▶ _EXERCISE INSTRUCTIONS_: Give again the lines from the line with "Extract the structured" to the last line of the records, exactly and in full. Do not carry over any pictures.

──────── TASK MATERIAL

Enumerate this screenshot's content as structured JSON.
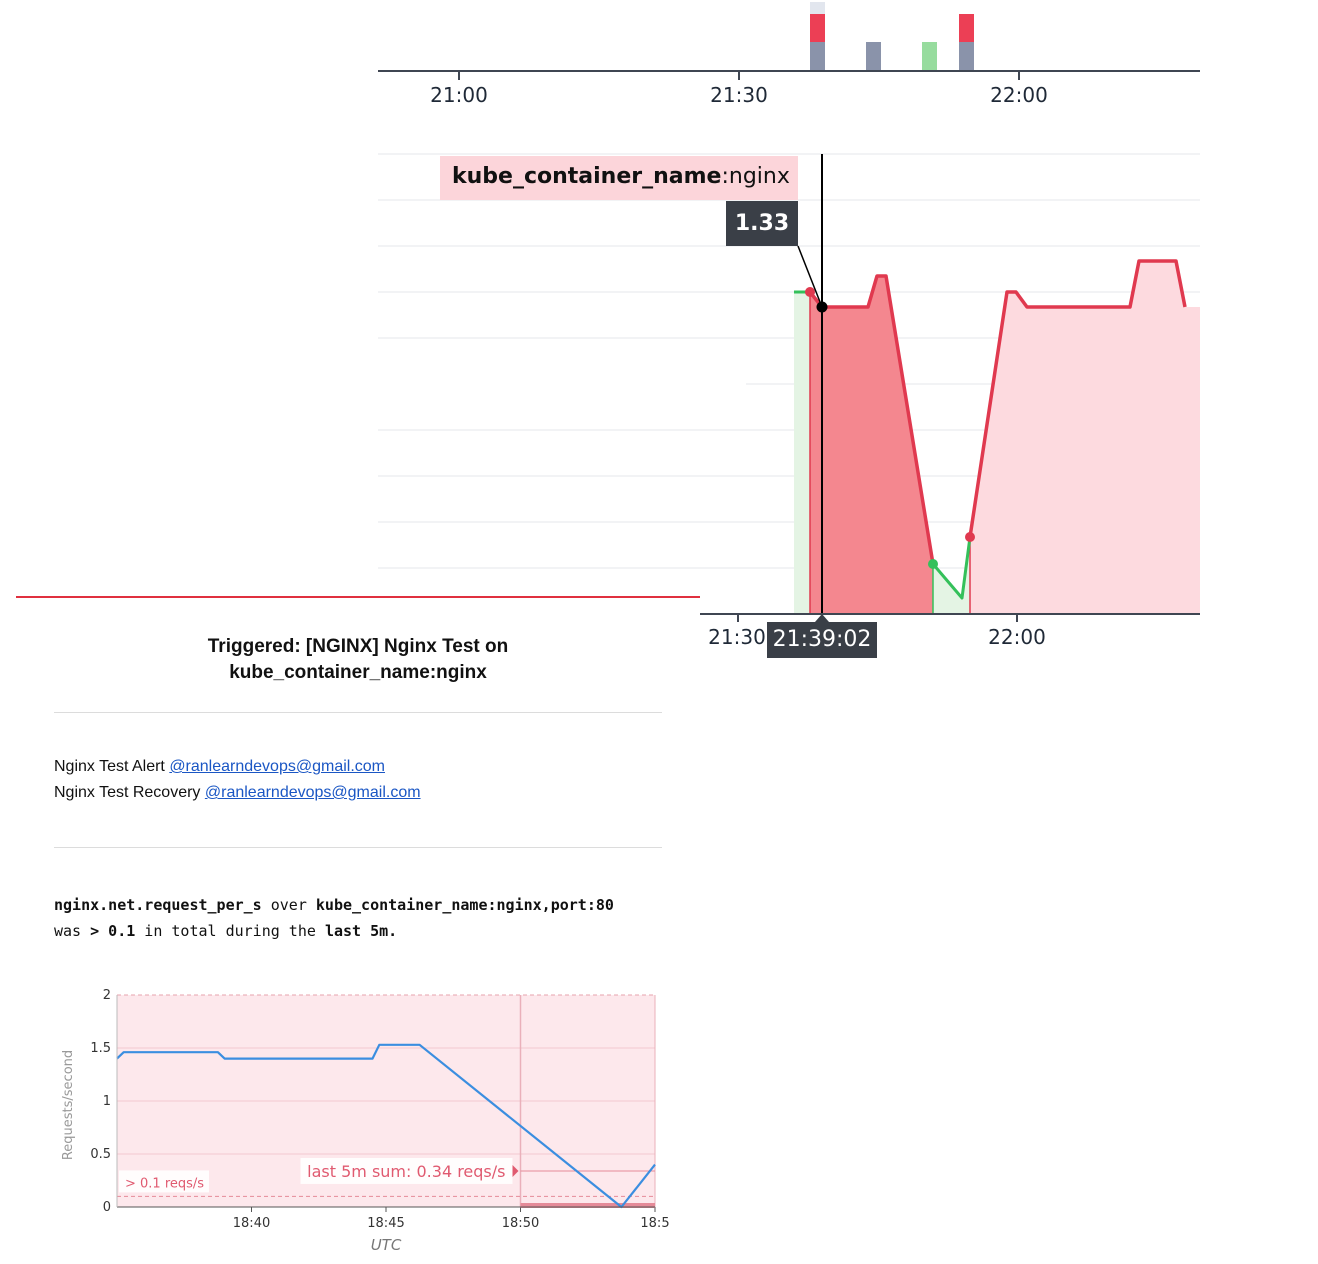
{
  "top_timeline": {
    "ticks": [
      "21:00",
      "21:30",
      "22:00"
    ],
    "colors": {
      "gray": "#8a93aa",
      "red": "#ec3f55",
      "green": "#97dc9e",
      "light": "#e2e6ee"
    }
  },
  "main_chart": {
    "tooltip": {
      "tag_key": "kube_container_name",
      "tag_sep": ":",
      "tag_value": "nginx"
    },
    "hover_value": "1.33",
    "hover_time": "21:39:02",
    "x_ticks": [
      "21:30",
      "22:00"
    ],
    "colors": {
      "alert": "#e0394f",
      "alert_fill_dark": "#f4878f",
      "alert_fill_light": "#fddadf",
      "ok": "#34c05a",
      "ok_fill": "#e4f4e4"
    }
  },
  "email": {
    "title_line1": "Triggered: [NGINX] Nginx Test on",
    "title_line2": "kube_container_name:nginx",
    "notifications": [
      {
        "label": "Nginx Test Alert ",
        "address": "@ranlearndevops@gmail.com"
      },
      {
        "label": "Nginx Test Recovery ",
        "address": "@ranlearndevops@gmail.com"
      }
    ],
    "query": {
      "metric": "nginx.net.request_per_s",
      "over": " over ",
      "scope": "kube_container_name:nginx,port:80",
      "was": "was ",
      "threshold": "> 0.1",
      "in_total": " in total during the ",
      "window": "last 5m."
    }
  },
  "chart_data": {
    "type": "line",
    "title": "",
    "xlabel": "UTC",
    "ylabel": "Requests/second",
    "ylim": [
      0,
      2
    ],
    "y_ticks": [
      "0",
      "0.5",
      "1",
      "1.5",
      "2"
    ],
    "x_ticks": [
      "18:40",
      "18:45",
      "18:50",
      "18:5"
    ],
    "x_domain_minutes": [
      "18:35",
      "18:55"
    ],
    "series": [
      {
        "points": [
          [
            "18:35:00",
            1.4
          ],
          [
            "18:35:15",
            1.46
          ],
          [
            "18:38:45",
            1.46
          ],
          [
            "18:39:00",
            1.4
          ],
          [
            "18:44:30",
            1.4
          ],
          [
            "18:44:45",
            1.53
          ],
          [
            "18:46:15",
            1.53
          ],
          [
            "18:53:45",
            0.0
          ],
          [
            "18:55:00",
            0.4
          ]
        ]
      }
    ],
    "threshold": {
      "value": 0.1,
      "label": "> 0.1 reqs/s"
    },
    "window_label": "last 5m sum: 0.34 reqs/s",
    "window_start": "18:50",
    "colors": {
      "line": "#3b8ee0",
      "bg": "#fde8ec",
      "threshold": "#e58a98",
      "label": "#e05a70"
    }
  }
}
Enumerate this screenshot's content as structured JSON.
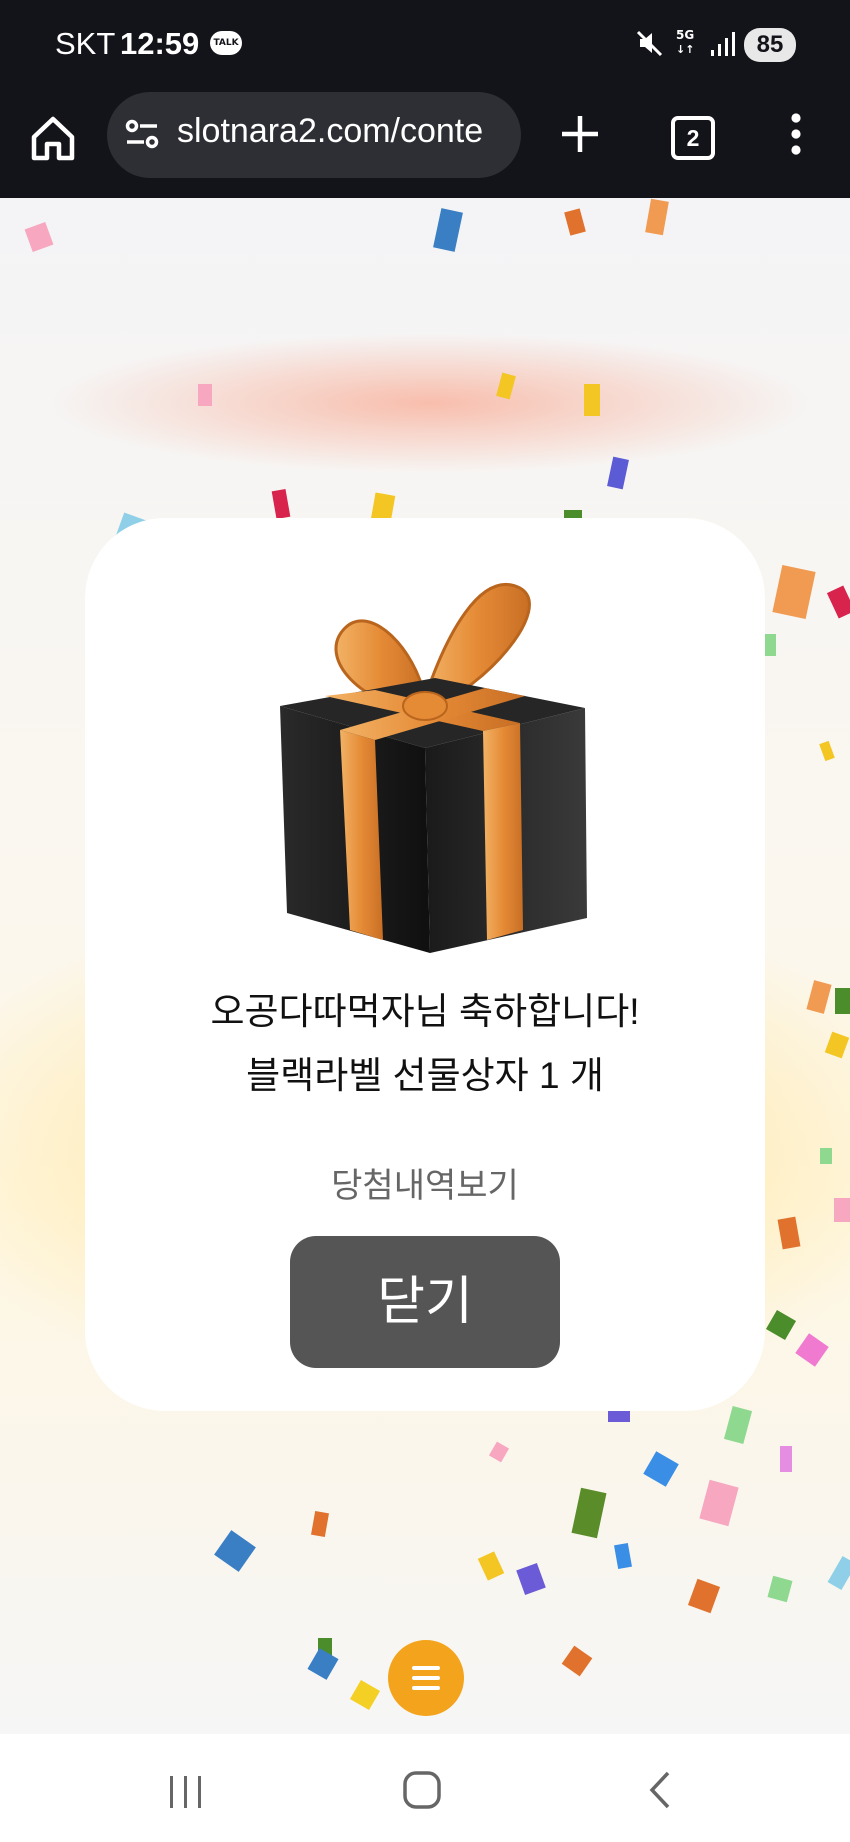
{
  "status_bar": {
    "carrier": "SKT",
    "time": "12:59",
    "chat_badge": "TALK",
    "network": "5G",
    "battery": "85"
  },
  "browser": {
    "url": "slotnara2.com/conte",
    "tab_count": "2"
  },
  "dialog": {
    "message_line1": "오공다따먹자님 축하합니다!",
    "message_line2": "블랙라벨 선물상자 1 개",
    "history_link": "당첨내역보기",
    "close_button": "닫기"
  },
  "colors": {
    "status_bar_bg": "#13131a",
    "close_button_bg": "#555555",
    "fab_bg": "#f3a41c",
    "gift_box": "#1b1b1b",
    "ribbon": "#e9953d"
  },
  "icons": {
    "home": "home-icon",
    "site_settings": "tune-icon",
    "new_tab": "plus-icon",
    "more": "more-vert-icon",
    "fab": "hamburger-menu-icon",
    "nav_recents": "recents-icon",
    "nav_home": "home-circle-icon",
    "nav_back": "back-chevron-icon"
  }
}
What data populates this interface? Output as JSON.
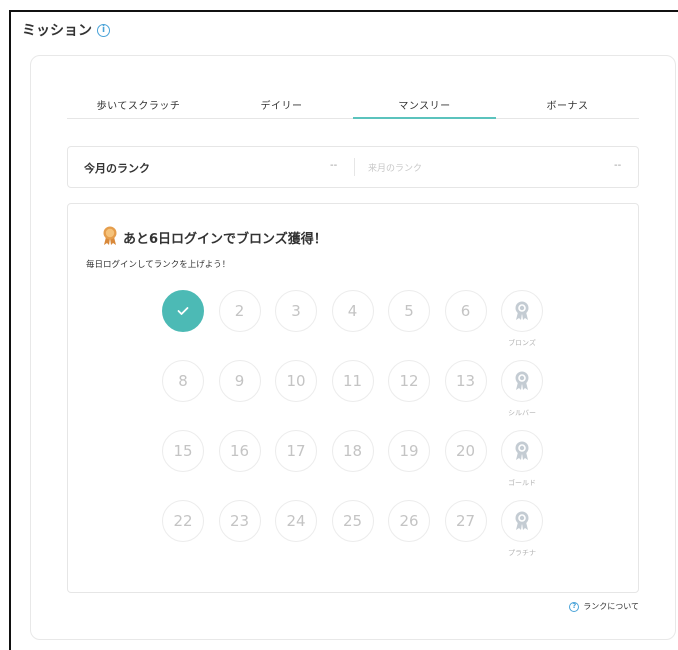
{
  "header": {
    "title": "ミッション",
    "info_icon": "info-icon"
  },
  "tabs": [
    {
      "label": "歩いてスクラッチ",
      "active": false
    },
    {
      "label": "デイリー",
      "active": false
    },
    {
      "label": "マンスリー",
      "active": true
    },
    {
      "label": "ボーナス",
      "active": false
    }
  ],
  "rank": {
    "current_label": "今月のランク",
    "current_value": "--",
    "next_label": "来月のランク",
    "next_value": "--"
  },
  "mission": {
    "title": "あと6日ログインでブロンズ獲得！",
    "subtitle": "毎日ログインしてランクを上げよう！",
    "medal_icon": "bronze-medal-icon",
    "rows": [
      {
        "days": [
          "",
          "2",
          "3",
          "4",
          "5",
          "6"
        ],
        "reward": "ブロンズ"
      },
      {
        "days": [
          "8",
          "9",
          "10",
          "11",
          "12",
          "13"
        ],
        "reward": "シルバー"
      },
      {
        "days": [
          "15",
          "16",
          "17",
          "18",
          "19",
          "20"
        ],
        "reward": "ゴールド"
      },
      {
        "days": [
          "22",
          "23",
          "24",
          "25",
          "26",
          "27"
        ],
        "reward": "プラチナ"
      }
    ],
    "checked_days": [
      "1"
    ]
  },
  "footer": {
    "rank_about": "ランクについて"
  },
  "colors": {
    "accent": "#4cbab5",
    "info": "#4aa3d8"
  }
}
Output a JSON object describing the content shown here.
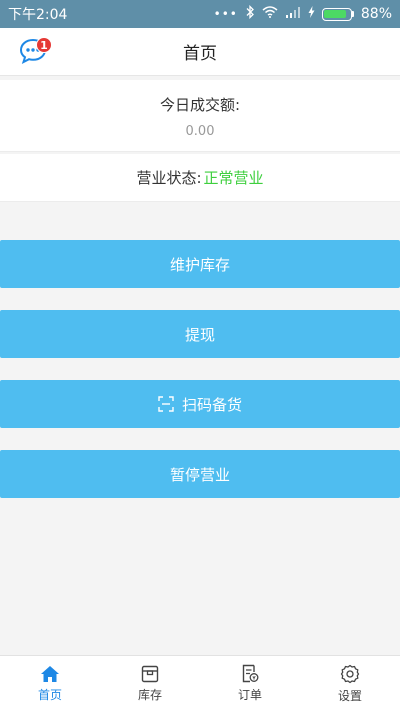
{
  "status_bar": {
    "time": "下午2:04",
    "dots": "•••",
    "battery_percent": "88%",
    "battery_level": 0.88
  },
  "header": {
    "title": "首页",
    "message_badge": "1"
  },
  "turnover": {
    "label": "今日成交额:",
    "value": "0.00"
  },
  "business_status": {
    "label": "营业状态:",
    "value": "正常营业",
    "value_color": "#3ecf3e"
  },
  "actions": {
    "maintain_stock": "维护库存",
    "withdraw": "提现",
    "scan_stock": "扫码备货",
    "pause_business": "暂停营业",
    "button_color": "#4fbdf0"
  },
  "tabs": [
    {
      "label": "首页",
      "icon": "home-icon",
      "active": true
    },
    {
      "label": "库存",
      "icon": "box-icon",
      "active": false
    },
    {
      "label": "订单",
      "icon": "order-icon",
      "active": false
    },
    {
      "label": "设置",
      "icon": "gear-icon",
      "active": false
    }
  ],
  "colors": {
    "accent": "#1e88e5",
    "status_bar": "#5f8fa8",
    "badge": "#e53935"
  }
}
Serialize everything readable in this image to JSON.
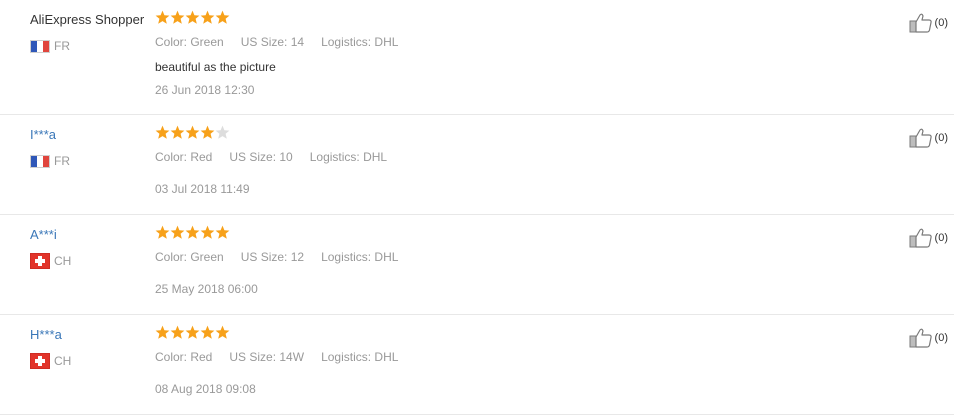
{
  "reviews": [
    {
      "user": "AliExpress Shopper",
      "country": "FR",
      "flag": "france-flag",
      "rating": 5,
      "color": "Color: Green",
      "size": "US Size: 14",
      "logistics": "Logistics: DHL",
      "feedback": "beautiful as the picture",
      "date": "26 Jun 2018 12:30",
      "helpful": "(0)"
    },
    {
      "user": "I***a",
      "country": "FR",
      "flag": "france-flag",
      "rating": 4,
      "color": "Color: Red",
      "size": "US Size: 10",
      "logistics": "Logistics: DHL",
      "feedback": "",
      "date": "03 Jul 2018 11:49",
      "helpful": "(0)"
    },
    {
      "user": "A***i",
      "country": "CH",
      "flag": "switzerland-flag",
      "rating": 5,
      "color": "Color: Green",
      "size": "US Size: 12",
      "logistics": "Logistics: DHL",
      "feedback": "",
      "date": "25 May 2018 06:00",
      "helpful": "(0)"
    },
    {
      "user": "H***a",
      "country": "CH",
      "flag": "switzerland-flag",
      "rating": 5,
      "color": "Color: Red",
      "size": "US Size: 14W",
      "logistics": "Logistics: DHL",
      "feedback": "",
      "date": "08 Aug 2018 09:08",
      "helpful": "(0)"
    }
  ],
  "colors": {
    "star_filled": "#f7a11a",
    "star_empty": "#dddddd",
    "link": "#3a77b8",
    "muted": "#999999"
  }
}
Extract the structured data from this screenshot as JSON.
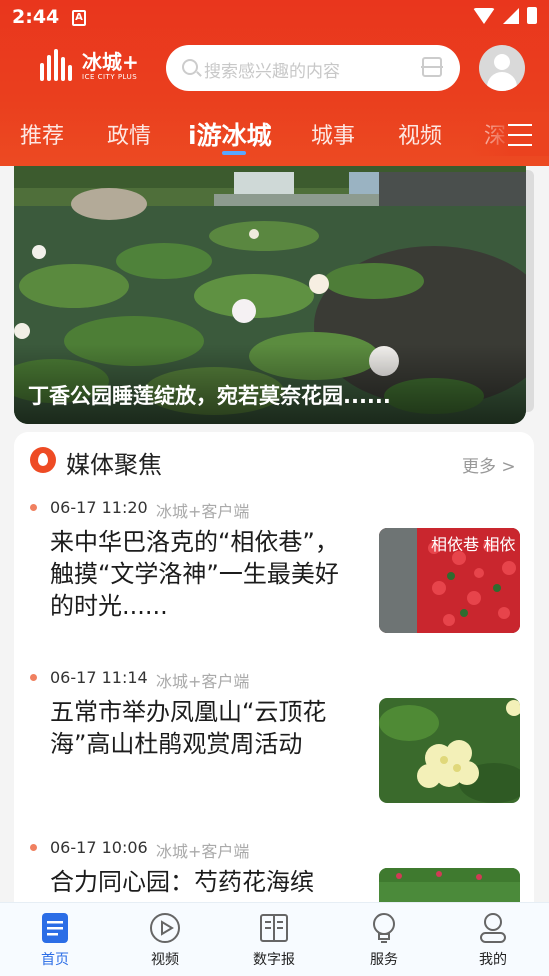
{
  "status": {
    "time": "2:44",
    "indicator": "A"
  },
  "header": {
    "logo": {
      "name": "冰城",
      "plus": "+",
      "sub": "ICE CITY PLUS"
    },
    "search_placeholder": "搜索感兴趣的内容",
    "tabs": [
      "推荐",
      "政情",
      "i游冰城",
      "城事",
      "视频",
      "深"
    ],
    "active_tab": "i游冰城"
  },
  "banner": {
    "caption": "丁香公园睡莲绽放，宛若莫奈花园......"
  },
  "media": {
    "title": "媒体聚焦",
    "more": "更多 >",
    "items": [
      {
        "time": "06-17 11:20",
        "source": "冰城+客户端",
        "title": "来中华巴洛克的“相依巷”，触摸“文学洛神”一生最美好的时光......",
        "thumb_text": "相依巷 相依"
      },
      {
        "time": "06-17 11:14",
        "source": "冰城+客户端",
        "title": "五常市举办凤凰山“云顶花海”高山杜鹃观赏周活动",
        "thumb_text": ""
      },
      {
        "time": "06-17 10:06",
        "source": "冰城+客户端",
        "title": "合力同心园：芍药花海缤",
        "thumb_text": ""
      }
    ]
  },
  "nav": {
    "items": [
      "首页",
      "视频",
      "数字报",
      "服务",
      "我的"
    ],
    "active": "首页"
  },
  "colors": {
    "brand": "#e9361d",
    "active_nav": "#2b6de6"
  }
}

────────────────

▶ _CORRECT OUTPUT_:
Extract the structured data from this screenshot as JSON.
{
  "status": {
    "time": "2:44",
    "indicator": "A"
  },
  "header": {
    "logo": {
      "name": "冰城",
      "plus": "+",
      "sub": "ICE CITY PLUS"
    },
    "search_placeholder": "搜索感兴趣的内容",
    "tabs": [
      "推荐",
      "政情",
      "i游冰城",
      "城事",
      "视频",
      "深"
    ],
    "active_tab": "i游冰城"
  },
  "banner": {
    "caption": "丁香公园睡莲绽放，宛若莫奈花园......"
  },
  "media": {
    "title": "媒体聚焦",
    "more": "更多 >",
    "items": [
      {
        "time": "06-17 11:20",
        "source": "冰城+客户端",
        "title": "来中华巴洛克的“相依巷”，触摸“文学洛神”一生最美好的时光......",
        "thumb_text": "相依巷 相依"
      },
      {
        "time": "06-17 11:14",
        "source": "冰城+客户端",
        "title": "五常市举办凤凰山“云顶花海”高山杜鹃观赏周活动",
        "thumb_text": ""
      },
      {
        "time": "06-17 10:06",
        "source": "冰城+客户端",
        "title": "合力同心园：芍药花海缤",
        "thumb_text": ""
      }
    ]
  },
  "nav": {
    "items": [
      "首页",
      "视频",
      "数字报",
      "服务",
      "我的"
    ],
    "active": "首页"
  },
  "colors": {
    "brand": "#e9361d",
    "active_nav": "#2b6de6"
  }
}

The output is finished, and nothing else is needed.